### TASK
Output all of the entries below precisely as written.

------------------------------

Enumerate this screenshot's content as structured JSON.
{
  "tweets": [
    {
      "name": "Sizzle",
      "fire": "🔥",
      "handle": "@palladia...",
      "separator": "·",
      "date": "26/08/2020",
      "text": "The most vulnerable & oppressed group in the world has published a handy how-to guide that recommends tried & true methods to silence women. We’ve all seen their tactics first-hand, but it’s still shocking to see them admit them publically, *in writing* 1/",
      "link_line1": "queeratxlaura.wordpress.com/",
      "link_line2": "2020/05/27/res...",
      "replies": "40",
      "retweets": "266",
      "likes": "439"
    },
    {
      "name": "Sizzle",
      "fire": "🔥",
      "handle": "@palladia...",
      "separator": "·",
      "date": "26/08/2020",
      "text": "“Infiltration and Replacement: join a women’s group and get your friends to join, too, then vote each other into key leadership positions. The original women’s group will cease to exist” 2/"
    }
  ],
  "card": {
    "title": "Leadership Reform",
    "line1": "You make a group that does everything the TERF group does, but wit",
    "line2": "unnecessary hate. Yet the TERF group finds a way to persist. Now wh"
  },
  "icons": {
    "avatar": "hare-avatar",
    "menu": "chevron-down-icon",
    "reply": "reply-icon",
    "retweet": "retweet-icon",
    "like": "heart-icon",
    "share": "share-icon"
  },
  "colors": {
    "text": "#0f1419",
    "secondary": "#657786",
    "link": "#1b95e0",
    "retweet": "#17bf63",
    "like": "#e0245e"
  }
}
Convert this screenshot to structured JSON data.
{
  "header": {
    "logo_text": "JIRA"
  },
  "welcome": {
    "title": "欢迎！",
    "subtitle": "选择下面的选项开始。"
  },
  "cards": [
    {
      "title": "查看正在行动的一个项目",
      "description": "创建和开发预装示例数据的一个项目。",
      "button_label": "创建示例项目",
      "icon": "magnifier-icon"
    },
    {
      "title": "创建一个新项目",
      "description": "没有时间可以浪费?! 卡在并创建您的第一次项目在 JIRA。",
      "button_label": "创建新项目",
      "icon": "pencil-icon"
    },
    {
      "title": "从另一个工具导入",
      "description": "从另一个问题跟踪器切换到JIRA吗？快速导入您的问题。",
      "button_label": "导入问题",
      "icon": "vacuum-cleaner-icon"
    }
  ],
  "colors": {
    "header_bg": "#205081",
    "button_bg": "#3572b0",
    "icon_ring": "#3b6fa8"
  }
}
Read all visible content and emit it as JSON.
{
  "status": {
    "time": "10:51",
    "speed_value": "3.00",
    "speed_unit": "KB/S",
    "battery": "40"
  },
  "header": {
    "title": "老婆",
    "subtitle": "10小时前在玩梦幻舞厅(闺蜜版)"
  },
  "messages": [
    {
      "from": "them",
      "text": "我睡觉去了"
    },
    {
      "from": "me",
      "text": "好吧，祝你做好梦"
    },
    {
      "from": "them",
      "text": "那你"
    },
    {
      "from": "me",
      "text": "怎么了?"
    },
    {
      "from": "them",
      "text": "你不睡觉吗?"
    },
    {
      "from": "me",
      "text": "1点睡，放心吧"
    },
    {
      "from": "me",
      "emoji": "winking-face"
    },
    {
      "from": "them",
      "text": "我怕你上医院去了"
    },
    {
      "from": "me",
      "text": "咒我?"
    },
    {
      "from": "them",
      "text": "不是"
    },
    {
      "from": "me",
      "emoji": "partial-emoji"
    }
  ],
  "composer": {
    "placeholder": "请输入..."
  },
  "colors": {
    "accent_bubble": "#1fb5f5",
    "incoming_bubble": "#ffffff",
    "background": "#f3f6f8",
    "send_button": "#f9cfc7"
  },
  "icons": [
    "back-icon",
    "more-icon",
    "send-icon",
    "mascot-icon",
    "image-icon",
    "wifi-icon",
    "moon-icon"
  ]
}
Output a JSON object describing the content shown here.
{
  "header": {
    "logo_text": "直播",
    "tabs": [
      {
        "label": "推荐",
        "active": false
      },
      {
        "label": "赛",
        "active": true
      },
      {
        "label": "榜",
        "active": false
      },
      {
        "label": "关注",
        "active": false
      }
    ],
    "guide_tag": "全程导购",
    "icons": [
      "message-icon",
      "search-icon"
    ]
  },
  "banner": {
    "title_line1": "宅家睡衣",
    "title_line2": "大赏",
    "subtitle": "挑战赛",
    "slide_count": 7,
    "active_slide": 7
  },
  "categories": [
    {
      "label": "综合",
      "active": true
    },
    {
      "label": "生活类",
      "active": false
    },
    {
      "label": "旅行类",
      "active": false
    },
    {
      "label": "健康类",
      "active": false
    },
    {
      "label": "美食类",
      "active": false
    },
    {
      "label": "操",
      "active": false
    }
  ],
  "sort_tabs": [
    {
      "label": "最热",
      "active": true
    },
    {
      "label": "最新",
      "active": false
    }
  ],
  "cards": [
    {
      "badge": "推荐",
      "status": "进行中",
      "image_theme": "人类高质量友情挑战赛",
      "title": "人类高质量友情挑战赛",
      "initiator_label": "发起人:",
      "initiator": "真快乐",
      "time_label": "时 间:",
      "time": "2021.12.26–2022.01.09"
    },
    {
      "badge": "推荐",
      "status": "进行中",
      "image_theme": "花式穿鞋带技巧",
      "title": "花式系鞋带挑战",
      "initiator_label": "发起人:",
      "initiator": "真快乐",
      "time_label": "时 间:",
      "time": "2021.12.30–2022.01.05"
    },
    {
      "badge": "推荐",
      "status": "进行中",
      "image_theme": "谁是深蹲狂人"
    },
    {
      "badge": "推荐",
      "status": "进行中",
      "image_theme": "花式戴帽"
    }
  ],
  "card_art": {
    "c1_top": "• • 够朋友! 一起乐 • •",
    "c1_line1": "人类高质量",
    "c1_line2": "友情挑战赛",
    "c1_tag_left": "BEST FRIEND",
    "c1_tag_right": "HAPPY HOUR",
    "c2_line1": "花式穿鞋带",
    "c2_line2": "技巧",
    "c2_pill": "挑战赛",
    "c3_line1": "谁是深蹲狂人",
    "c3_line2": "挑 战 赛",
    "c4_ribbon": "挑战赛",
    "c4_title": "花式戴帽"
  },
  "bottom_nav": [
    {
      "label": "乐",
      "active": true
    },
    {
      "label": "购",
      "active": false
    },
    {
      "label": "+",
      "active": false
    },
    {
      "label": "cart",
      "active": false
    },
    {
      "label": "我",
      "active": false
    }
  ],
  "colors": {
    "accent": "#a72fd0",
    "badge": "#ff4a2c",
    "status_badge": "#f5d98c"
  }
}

------------------------------

### SOLUTION TO THIS TASK
Enumerate this screenshot's content as structured JSON.
{
  "tweets": [
    {
      "name": "Sizzle",
      "fire": "🔥",
      "handle": "@palladia...",
      "separator": "·",
      "date": "26/08/2020",
      "text": "The most vulnerable & oppressed group in the world has published a handy how-to guide that recommends tried & true methods to silence women. We’ve all seen their tactics first-hand, but it’s still shocking to see them admit them publically, *in writing* 1/",
      "link_line1": "queeratxlaura.wordpress.com/",
      "link_line2": "2020/05/27/res...",
      "replies": "40",
      "retweets": "266",
      "likes": "439"
    },
    {
      "name": "Sizzle",
      "fire": "🔥",
      "handle": "@palladia...",
      "separator": "·",
      "date": "26/08/2020",
      "text": "“Infiltration and Replacement: join a women’s group and get your friends to join, too, then vote each other into key leadership positions. The original women’s group will cease to exist” 2/"
    }
  ],
  "card": {
    "title": "Leadership Reform",
    "line1": "You make a group that does everything the TERF group does, but wit",
    "line2": "unnecessary hate. Yet the TERF group finds a way to persist. Now wh"
  },
  "icons": {
    "avatar": "hare-avatar",
    "menu": "chevron-down-icon",
    "reply": "reply-icon",
    "retweet": "retweet-icon",
    "like": "heart-icon",
    "share": "share-icon"
  },
  "colors": {
    "text": "#0f1419",
    "secondary": "#657786",
    "link": "#1b95e0",
    "retweet": "#17bf63",
    "like": "#e0245e"
  }
}
Convert this screenshot to structured JSON data.
{
  "header": {
    "logo_text": "JIRA"
  },
  "welcome": {
    "title": "欢迎！",
    "subtitle": "选择下面的选项开始。"
  },
  "cards": [
    {
      "title": "查看正在行动的一个项目",
      "description": "创建和开发预装示例数据的一个项目。",
      "button_label": "创建示例项目",
      "icon": "magnifier-icon"
    },
    {
      "title": "创建一个新项目",
      "description": "没有时间可以浪费?! 卡在并创建您的第一次项目在 JIRA。",
      "button_label": "创建新项目",
      "icon": "pencil-icon"
    },
    {
      "title": "从另一个工具导入",
      "description": "从另一个问题跟踪器切换到JIRA吗？快速导入您的问题。",
      "button_label": "导入问题",
      "icon": "vacuum-cleaner-icon"
    }
  ],
  "colors": {
    "header_bg": "#205081",
    "button_bg": "#3572b0",
    "icon_ring": "#3b6fa8"
  }
}
Read all visible content and emit it as JSON.
{
  "status": {
    "time": "10:51",
    "speed_value": "3.00",
    "speed_unit": "KB/S",
    "battery": "40"
  },
  "header": {
    "title": "老婆",
    "subtitle": "10小时前在玩梦幻舞厅(闺蜜版)"
  },
  "messages": [
    {
      "from": "them",
      "text": "我睡觉去了"
    },
    {
      "from": "me",
      "text": "好吧，祝你做好梦"
    },
    {
      "from": "them",
      "text": "那你"
    },
    {
      "from": "me",
      "text": "怎么了?"
    },
    {
      "from": "them",
      "text": "你不睡觉吗?"
    },
    {
      "from": "me",
      "text": "1点睡，放心吧"
    },
    {
      "from": "me",
      "emoji": "winking-face"
    },
    {
      "from": "them",
      "text": "我怕你上医院去了"
    },
    {
      "from": "me",
      "text": "咒我?"
    },
    {
      "from": "them",
      "text": "不是"
    },
    {
      "from": "me",
      "emoji": "partial-emoji"
    }
  ],
  "composer": {
    "placeholder": "请输入..."
  },
  "colors": {
    "accent_bubble": "#1fb5f5",
    "incoming_bubble": "#ffffff",
    "background": "#f3f6f8",
    "send_button": "#f9cfc7"
  },
  "icons": [
    "back-icon",
    "more-icon",
    "send-icon",
    "mascot-icon",
    "image-icon",
    "wifi-icon",
    "moon-icon"
  ]
}
Output a JSON object describing the content shown here.
{
  "header": {
    "logo_text": "直播",
    "tabs": [
      {
        "label": "推荐",
        "active": false
      },
      {
        "label": "赛",
        "active": true
      },
      {
        "label": "榜",
        "active": false
      },
      {
        "label": "关注",
        "active": false
      }
    ],
    "guide_tag": "全程导购",
    "icons": [
      "message-icon",
      "search-icon"
    ]
  },
  "banner": {
    "title_line1": "宅家睡衣",
    "title_line2": "大赏",
    "subtitle": "挑战赛",
    "slide_count": 7,
    "active_slide": 7
  },
  "categories": [
    {
      "label": "综合",
      "active": true
    },
    {
      "label": "生活类",
      "active": false
    },
    {
      "label": "旅行类",
      "active": false
    },
    {
      "label": "健康类",
      "active": false
    },
    {
      "label": "美食类",
      "active": false
    },
    {
      "label": "操",
      "active": false
    }
  ],
  "sort_tabs": [
    {
      "label": "最热",
      "active": true
    },
    {
      "label": "最新",
      "active": false
    }
  ],
  "cards": [
    {
      "badge": "推荐",
      "status": "进行中",
      "image_theme": "人类高质量友情挑战赛",
      "title": "人类高质量友情挑战赛",
      "initiator_label": "发起人:",
      "initiator": "真快乐",
      "time_label": "时 间:",
      "time": "2021.12.26–2022.01.09"
    },
    {
      "badge": "推荐",
      "status": "进行中",
      "image_theme": "花式穿鞋带技巧",
      "title": "花式系鞋带挑战",
      "initiator_label": "发起人:",
      "initiator": "真快乐",
      "time_label": "时 间:",
      "time": "2021.12.30–2022.01.05"
    },
    {
      "badge": "推荐",
      "status": "进行中",
      "image_theme": "谁是深蹲狂人"
    },
    {
      "badge": "推荐",
      "status": "进行中",
      "image_theme": "花式戴帽"
    }
  ],
  "card_art": {
    "c1_top": "• • 够朋友! 一起乐 • •",
    "c1_line1": "人类高质量",
    "c1_line2": "友情挑战赛",
    "c1_tag_left": "BEST FRIEND",
    "c1_tag_right": "HAPPY HOUR",
    "c2_line1": "花式穿鞋带",
    "c2_line2": "技巧",
    "c2_pill": "挑战赛",
    "c3_line1": "谁是深蹲狂人",
    "c3_line2": "挑 战 赛",
    "c4_ribbon": "挑战赛",
    "c4_title": "花式戴帽"
  },
  "bottom_nav": [
    {
      "label": "乐",
      "active": true
    },
    {
      "label": "购",
      "active": false
    },
    {
      "label": "+",
      "active": false
    },
    {
      "label": "cart",
      "active": false
    },
    {
      "label": "我",
      "active": false
    }
  ],
  "colors": {
    "accent": "#a72fd0",
    "badge": "#ff4a2c",
    "status_badge": "#f5d98c"
  }
}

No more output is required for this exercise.